Data entries:

* Start *

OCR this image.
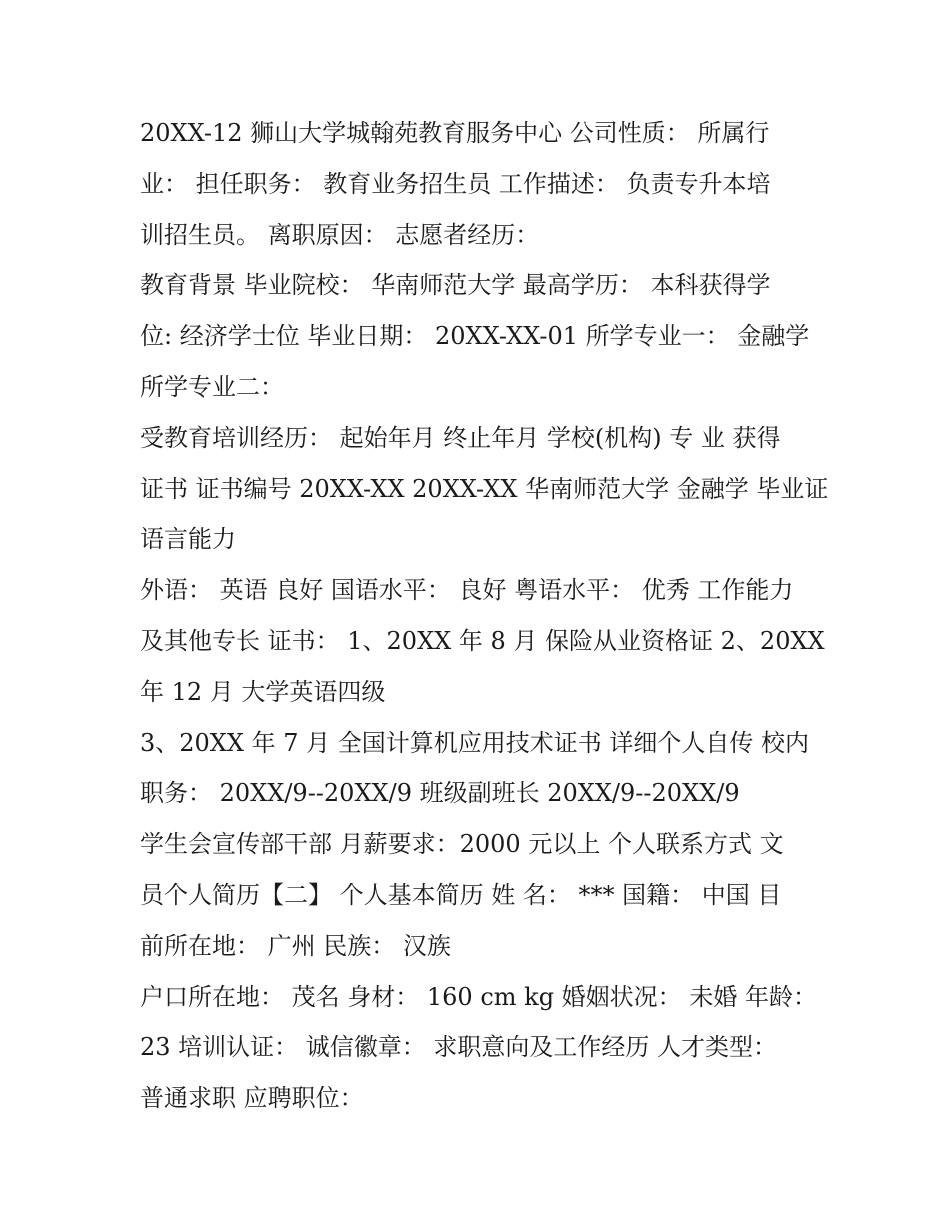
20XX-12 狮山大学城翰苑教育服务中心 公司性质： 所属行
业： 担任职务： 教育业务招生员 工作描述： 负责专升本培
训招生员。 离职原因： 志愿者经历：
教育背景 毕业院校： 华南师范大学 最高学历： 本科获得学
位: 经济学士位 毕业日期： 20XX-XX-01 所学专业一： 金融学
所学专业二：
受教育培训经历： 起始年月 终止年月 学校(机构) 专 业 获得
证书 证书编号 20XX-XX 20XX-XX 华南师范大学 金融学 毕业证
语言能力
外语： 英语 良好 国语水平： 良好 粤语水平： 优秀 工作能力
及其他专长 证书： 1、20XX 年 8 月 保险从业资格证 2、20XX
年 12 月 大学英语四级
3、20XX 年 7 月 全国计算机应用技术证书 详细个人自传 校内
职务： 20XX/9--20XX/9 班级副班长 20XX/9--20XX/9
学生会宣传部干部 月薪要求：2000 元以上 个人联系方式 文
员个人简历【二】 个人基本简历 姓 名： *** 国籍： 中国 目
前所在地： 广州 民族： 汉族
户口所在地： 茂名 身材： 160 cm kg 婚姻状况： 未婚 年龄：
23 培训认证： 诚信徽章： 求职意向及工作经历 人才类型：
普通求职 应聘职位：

* End *
* Start *

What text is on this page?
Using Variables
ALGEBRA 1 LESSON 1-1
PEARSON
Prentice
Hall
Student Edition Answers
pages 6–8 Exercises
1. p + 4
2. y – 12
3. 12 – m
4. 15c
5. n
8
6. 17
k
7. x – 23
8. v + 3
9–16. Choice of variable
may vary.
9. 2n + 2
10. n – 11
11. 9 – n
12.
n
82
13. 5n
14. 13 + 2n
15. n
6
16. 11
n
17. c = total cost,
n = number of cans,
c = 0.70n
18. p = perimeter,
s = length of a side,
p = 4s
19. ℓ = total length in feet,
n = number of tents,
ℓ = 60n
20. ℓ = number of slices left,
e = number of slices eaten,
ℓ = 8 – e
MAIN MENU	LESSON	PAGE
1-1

* End *

**Stated goal**: Determine how many lines include the word "slices" and report that number by itself.

**Result of the task**: 2